Output the data exactly, with every line intact.

** START Material for this task **

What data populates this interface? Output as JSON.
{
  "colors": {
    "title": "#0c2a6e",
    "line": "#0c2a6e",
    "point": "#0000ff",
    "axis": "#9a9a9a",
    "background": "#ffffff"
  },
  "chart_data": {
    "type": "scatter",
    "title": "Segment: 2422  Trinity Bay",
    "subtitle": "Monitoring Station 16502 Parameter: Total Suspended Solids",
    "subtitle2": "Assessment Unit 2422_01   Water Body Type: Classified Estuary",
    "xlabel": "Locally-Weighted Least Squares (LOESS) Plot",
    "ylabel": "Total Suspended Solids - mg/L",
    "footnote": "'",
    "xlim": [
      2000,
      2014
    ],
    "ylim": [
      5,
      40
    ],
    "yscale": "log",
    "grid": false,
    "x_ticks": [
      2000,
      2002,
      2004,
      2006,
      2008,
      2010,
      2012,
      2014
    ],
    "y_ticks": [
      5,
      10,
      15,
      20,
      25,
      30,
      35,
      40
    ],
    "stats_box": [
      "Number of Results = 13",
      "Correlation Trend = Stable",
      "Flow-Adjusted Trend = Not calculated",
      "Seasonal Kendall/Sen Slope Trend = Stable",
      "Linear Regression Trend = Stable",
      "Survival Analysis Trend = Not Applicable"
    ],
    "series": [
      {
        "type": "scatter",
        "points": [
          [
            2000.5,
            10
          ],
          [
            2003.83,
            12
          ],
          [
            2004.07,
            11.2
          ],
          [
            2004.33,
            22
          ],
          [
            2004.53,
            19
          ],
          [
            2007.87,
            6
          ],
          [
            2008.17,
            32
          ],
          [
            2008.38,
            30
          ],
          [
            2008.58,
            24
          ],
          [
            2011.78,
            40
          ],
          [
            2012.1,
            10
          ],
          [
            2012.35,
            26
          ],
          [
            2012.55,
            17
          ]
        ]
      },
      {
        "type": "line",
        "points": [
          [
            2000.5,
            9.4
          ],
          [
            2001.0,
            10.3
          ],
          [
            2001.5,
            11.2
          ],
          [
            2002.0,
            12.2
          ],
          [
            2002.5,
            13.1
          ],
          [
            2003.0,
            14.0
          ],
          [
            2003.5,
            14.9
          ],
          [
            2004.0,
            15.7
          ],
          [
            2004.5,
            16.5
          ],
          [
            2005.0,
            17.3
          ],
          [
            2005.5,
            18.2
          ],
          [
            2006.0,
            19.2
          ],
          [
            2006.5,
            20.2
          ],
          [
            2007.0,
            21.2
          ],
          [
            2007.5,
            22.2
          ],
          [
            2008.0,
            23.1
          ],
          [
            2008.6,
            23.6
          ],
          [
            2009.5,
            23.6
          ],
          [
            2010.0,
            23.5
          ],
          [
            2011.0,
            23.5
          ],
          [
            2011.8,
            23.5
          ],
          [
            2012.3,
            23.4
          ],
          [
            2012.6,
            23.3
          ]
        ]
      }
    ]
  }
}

** END Material for this task **

Task solution →
What data populates this interface? Output as JSON.
{
  "colors": {
    "title": "#0c2a6e",
    "line": "#0c2a6e",
    "point": "#0000ff",
    "axis": "#9a9a9a",
    "background": "#ffffff"
  },
  "chart_data": {
    "type": "scatter",
    "title": "Segment: 2422  Trinity Bay",
    "subtitle": "Monitoring Station 16502 Parameter: Total Suspended Solids",
    "subtitle2": "Assessment Unit 2422_01   Water Body Type: Classified Estuary",
    "xlabel": "Locally-Weighted Least Squares (LOESS) Plot",
    "ylabel": "Total Suspended Solids - mg/L",
    "footnote": "'",
    "xlim": [
      2000,
      2014
    ],
    "ylim": [
      5,
      40
    ],
    "yscale": "log",
    "grid": false,
    "x_ticks": [
      2000,
      2002,
      2004,
      2006,
      2008,
      2010,
      2012,
      2014
    ],
    "y_ticks": [
      5,
      10,
      15,
      20,
      25,
      30,
      35,
      40
    ],
    "stats_box": [
      "Number of Results = 13",
      "Correlation Trend = Stable",
      "Flow-Adjusted Trend = Not calculated",
      "Seasonal Kendall/Sen Slope Trend = Stable",
      "Linear Regression Trend = Stable",
      "Survival Analysis Trend = Not Applicable"
    ],
    "series": [
      {
        "type": "scatter",
        "points": [
          [
            2000.5,
            10
          ],
          [
            2003.83,
            12
          ],
          [
            2004.07,
            11.2
          ],
          [
            2004.33,
            22
          ],
          [
            2004.53,
            19
          ],
          [
            2007.87,
            6
          ],
          [
            2008.17,
            32
          ],
          [
            2008.38,
            30
          ],
          [
            2008.58,
            24
          ],
          [
            2011.78,
            40
          ],
          [
            2012.1,
            10
          ],
          [
            2012.35,
            26
          ],
          [
            2012.55,
            17
          ]
        ]
      },
      {
        "type": "line",
        "points": [
          [
            2000.5,
            9.4
          ],
          [
            2001.0,
            10.3
          ],
          [
            2001.5,
            11.2
          ],
          [
            2002.0,
            12.2
          ],
          [
            2002.5,
            13.1
          ],
          [
            2003.0,
            14.0
          ],
          [
            2003.5,
            14.9
          ],
          [
            2004.0,
            15.7
          ],
          [
            2004.5,
            16.5
          ],
          [
            2005.0,
            17.3
          ],
          [
            2005.5,
            18.2
          ],
          [
            2006.0,
            19.2
          ],
          [
            2006.5,
            20.2
          ],
          [
            2007.0,
            21.2
          ],
          [
            2007.5,
            22.2
          ],
          [
            2008.0,
            23.1
          ],
          [
            2008.6,
            23.6
          ],
          [
            2009.5,
            23.6
          ],
          [
            2010.0,
            23.5
          ],
          [
            2011.0,
            23.5
          ],
          [
            2011.8,
            23.5
          ],
          [
            2012.3,
            23.4
          ],
          [
            2012.6,
            23.3
          ]
        ]
      }
    ]
  }
}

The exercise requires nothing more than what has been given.